Dataset listings of figures
--- BEGIN ---
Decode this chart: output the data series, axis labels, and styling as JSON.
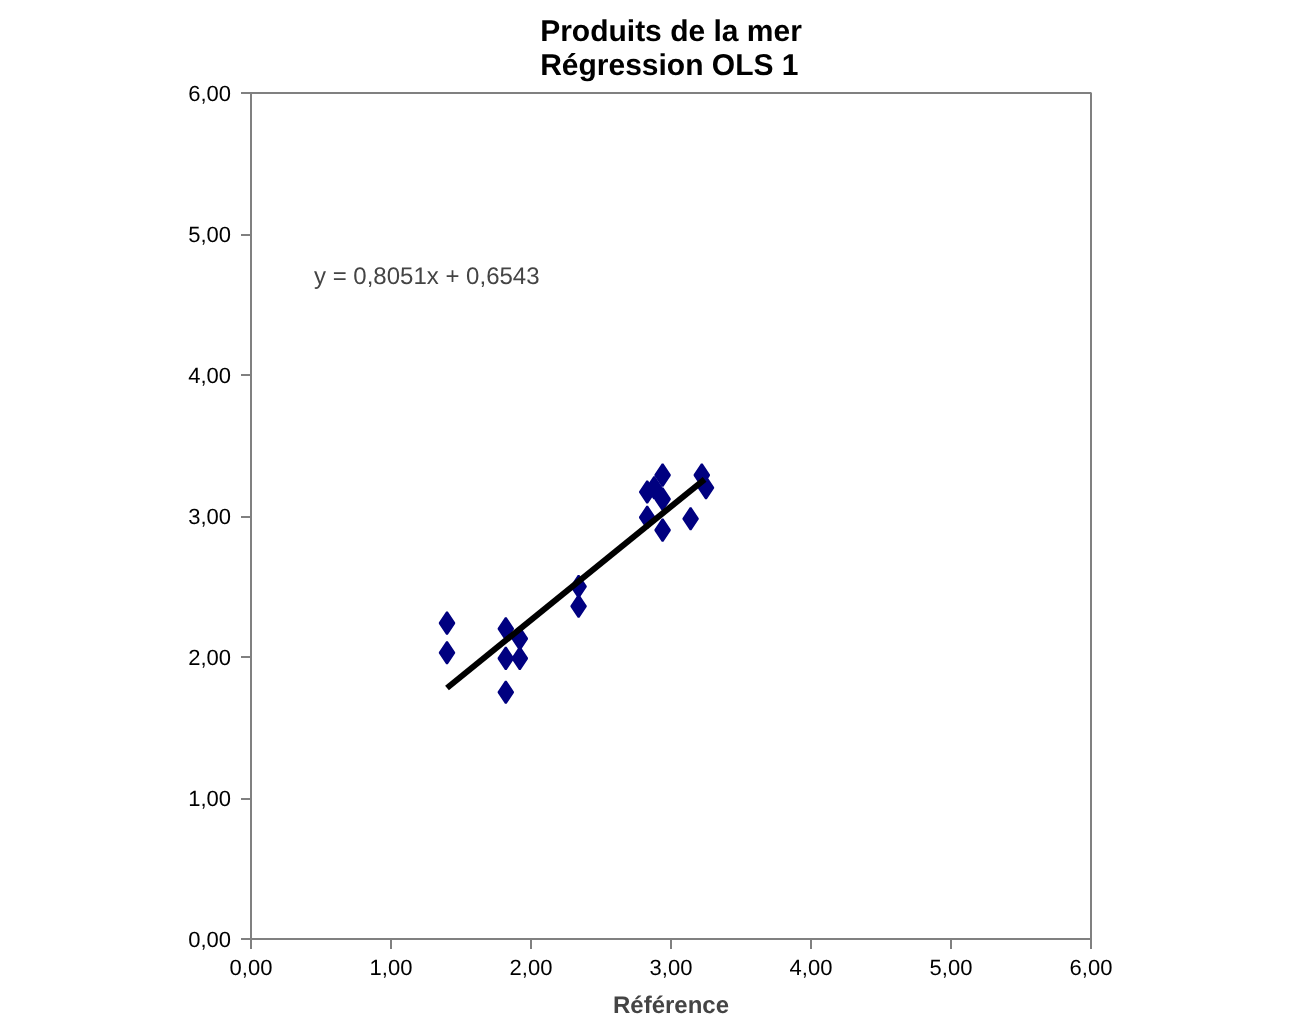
{
  "chart_data": {
    "type": "scatter",
    "title": "Produits de la mer\nRégression OLS 1",
    "xlabel": "Référence",
    "xlim": [
      0,
      6
    ],
    "ylim": [
      0,
      6
    ],
    "xticks": [
      {
        "value": 0,
        "label": "0,00"
      },
      {
        "value": 1,
        "label": "1,00"
      },
      {
        "value": 2,
        "label": "2,00"
      },
      {
        "value": 3,
        "label": "3,00"
      },
      {
        "value": 4,
        "label": "4,00"
      },
      {
        "value": 5,
        "label": "5,00"
      },
      {
        "value": 6,
        "label": "6,00"
      }
    ],
    "yticks": [
      {
        "value": 0,
        "label": "0,00"
      },
      {
        "value": 1,
        "label": "1,00"
      },
      {
        "value": 2,
        "label": "2,00"
      },
      {
        "value": 3,
        "label": "3,00"
      },
      {
        "value": 4,
        "label": "4,00"
      },
      {
        "value": 5,
        "label": "5,00"
      },
      {
        "value": 6,
        "label": "6,00"
      }
    ],
    "grid": false,
    "marker": "diamond",
    "series": [
      {
        "color": "#000080",
        "x": [
          1.4,
          1.4,
          1.82,
          1.92,
          1.82,
          1.92,
          1.82,
          2.34,
          2.34,
          2.83,
          2.94,
          2.94,
          2.83,
          2.94,
          3.22,
          3.25,
          3.14,
          2.88
        ],
        "values": [
          2.24,
          2.03,
          2.2,
          2.13,
          1.99,
          1.99,
          1.75,
          2.5,
          2.36,
          3.17,
          3.29,
          3.12,
          2.99,
          2.9,
          3.29,
          3.2,
          2.98,
          3.2
        ]
      },
      {
        "type": "line",
        "marker": "none",
        "color": "#000000",
        "x": [
          1.4,
          3.24
        ],
        "values": [
          1.78,
          3.26
        ]
      }
    ],
    "annotations": [
      "y = 0,8051x + 0,6543"
    ]
  }
}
--- END ---
> [TASK DIRECTIONS]: Restate each entry word for word, leaving out any pictures.

> [FINAL RESULT]:
Decode this chart: output the data series, axis labels, and styling as JSON.
{
  "chart_data": {
    "type": "scatter",
    "title": "Produits de la mer\nRégression OLS 1",
    "xlabel": "Référence",
    "xlim": [
      0,
      6
    ],
    "ylim": [
      0,
      6
    ],
    "xticks": [
      {
        "value": 0,
        "label": "0,00"
      },
      {
        "value": 1,
        "label": "1,00"
      },
      {
        "value": 2,
        "label": "2,00"
      },
      {
        "value": 3,
        "label": "3,00"
      },
      {
        "value": 4,
        "label": "4,00"
      },
      {
        "value": 5,
        "label": "5,00"
      },
      {
        "value": 6,
        "label": "6,00"
      }
    ],
    "yticks": [
      {
        "value": 0,
        "label": "0,00"
      },
      {
        "value": 1,
        "label": "1,00"
      },
      {
        "value": 2,
        "label": "2,00"
      },
      {
        "value": 3,
        "label": "3,00"
      },
      {
        "value": 4,
        "label": "4,00"
      },
      {
        "value": 5,
        "label": "5,00"
      },
      {
        "value": 6,
        "label": "6,00"
      }
    ],
    "grid": false,
    "marker": "diamond",
    "series": [
      {
        "color": "#000080",
        "x": [
          1.4,
          1.4,
          1.82,
          1.92,
          1.82,
          1.92,
          1.82,
          2.34,
          2.34,
          2.83,
          2.94,
          2.94,
          2.83,
          2.94,
          3.22,
          3.25,
          3.14,
          2.88
        ],
        "values": [
          2.24,
          2.03,
          2.2,
          2.13,
          1.99,
          1.99,
          1.75,
          2.5,
          2.36,
          3.17,
          3.29,
          3.12,
          2.99,
          2.9,
          3.29,
          3.2,
          2.98,
          3.2
        ]
      },
      {
        "type": "line",
        "marker": "none",
        "color": "#000000",
        "x": [
          1.4,
          3.24
        ],
        "values": [
          1.78,
          3.26
        ]
      }
    ],
    "annotations": [
      "y = 0,8051x + 0,6543"
    ]
  }
}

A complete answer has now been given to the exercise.